▶ [Records about charts and figures]
----------

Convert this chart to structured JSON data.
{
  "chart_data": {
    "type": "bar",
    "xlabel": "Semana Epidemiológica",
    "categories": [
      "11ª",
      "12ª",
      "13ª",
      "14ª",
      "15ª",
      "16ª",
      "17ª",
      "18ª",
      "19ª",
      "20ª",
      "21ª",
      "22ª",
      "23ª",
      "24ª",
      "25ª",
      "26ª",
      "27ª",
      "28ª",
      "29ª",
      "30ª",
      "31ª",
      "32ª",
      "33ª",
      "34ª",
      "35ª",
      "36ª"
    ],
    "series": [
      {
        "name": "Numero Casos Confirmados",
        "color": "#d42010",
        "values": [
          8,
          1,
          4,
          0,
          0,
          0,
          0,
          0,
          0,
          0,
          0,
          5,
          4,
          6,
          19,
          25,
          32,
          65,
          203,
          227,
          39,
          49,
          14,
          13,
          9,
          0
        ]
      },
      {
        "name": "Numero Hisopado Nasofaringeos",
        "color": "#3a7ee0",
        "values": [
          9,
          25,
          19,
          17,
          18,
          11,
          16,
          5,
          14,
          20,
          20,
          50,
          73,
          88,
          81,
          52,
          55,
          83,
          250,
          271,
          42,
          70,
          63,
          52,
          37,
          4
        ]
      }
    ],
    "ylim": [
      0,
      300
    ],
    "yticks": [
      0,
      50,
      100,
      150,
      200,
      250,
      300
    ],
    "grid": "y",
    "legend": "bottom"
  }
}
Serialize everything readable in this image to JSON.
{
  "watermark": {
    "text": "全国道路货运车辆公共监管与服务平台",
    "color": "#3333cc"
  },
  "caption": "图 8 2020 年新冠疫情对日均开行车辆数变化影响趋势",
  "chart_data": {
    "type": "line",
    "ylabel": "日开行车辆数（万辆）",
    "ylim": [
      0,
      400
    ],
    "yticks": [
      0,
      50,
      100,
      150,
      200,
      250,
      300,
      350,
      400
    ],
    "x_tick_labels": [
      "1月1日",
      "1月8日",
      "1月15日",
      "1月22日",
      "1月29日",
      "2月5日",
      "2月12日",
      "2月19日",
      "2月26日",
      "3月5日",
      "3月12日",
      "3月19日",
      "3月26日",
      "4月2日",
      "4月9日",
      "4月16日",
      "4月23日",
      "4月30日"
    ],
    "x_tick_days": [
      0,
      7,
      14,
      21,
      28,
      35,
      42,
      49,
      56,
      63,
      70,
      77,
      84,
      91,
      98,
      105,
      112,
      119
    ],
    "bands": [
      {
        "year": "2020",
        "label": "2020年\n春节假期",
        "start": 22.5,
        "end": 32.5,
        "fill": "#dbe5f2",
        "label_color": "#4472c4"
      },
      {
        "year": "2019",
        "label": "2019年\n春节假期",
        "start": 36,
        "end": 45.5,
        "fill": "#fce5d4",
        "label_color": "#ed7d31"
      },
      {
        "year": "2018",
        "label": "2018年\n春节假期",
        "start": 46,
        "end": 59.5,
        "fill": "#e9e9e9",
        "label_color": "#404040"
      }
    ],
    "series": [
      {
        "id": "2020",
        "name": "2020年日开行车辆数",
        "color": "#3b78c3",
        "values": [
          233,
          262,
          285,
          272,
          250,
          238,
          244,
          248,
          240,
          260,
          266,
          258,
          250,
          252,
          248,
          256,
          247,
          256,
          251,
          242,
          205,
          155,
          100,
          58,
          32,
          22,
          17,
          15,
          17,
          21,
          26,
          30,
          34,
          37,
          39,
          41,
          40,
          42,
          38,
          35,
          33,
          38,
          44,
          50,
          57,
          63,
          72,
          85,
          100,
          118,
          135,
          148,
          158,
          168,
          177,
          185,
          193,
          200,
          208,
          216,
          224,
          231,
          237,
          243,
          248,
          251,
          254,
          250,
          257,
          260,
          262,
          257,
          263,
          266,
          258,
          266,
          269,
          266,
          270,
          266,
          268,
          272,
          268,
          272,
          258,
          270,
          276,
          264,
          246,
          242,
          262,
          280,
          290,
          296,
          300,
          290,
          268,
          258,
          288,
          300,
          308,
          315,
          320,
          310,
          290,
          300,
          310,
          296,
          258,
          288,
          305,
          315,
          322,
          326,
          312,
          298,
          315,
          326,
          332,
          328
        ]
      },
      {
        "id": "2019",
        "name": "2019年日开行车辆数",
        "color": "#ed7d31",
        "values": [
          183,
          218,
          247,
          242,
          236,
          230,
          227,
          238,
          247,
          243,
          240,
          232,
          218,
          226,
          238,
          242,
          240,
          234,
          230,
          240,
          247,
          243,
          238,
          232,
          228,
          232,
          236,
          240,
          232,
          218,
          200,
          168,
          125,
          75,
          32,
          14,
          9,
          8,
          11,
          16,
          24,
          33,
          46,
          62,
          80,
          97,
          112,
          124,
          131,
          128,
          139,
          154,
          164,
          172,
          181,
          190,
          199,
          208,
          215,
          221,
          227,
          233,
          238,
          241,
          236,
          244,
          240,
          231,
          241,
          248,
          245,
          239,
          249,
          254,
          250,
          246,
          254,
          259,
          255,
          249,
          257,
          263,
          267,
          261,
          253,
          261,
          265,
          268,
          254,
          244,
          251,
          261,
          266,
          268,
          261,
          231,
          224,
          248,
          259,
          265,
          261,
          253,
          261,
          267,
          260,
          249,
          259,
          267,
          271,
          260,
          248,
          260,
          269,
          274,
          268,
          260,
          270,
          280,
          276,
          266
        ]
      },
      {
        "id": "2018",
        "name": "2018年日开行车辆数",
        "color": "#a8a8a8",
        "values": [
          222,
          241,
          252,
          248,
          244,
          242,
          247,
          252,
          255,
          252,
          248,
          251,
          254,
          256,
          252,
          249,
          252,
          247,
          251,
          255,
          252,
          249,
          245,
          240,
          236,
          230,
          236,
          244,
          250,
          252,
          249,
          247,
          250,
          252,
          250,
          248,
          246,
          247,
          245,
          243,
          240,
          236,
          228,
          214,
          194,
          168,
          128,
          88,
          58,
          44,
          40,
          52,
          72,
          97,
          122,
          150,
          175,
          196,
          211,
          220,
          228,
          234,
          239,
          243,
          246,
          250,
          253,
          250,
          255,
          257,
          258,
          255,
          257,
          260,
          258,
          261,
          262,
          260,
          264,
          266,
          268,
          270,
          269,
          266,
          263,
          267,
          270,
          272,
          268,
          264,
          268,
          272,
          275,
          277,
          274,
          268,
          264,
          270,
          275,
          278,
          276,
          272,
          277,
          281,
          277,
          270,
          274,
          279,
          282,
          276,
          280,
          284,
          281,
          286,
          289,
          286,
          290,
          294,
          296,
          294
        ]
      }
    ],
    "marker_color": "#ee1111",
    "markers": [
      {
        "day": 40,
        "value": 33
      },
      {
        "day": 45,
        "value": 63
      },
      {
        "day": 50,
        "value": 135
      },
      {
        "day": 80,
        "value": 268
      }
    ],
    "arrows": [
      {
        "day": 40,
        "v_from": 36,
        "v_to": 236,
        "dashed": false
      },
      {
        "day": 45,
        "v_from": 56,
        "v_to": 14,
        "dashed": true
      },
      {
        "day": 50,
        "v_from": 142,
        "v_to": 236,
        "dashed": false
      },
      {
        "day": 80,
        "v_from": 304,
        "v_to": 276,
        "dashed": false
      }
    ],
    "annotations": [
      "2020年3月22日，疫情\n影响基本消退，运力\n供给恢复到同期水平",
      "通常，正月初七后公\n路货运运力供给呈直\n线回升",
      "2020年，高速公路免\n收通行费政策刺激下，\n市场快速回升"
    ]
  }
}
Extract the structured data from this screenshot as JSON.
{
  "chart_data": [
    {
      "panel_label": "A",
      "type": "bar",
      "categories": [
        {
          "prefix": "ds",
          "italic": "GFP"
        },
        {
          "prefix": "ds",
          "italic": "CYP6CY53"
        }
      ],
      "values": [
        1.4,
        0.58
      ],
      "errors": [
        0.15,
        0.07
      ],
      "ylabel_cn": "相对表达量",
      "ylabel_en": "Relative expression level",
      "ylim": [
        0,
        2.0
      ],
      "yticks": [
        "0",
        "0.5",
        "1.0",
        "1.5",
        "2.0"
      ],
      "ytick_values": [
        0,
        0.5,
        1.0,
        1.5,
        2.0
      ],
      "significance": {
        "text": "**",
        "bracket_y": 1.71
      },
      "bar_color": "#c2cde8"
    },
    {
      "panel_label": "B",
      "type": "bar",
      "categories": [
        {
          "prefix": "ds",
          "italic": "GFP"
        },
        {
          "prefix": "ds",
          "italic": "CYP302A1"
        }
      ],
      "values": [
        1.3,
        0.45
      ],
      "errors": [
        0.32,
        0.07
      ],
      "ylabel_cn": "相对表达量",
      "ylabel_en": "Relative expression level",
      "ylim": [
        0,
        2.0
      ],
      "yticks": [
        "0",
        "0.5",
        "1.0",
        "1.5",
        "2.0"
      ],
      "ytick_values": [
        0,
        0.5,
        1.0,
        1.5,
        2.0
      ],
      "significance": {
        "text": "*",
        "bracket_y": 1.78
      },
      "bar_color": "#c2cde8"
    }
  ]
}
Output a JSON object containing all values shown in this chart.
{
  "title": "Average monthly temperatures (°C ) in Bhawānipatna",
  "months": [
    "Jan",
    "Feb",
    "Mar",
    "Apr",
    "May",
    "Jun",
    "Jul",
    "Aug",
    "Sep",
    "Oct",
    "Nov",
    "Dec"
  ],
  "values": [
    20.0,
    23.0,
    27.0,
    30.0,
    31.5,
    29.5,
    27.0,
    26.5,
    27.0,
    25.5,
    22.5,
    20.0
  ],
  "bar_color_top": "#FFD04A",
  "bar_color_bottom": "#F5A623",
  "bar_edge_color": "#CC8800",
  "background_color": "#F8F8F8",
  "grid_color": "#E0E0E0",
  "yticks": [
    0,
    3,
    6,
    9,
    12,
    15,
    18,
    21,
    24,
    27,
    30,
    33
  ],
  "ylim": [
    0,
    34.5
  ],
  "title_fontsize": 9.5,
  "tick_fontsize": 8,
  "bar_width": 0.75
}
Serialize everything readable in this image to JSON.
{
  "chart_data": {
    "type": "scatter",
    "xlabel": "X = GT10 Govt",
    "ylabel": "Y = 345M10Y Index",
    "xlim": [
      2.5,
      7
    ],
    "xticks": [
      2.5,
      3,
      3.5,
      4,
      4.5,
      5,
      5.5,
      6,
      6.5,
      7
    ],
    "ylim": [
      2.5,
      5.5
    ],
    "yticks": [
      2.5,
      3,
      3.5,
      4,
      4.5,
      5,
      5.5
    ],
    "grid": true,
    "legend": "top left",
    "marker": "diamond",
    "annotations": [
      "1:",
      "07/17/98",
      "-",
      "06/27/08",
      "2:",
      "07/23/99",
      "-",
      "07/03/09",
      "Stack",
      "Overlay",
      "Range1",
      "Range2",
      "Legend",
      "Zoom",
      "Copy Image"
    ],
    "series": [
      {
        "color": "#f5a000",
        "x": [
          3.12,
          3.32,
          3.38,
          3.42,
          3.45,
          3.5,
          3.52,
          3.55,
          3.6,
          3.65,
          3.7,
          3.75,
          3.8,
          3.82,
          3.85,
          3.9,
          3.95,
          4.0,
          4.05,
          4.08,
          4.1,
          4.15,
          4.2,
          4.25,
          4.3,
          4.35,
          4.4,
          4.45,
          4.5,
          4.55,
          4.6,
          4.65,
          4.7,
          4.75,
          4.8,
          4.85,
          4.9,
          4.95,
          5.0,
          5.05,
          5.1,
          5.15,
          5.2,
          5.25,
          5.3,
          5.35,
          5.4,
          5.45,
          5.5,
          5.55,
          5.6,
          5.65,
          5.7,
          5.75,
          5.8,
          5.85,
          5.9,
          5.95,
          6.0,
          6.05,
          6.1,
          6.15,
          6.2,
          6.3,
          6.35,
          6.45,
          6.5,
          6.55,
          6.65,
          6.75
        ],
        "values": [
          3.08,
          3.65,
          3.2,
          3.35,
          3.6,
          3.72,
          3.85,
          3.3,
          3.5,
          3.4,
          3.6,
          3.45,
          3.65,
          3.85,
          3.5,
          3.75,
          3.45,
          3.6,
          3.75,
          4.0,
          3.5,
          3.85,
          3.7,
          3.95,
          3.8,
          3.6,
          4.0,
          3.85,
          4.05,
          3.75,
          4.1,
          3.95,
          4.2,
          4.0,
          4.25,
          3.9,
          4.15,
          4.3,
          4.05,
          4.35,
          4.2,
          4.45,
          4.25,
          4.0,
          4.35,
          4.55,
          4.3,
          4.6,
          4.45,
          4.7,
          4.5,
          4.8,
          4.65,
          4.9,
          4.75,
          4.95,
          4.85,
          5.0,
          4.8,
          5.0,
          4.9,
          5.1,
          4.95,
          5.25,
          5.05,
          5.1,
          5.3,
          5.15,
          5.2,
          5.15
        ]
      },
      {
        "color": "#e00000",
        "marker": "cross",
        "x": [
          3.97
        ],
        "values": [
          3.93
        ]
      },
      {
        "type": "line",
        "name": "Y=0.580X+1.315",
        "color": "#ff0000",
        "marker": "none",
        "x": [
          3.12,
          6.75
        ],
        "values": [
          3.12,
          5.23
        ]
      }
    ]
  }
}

----------

▶ [The exercise] Tell how many lines of the material above hold "xlabel", answering with a bare number.

▶ [Solution to the problem] 2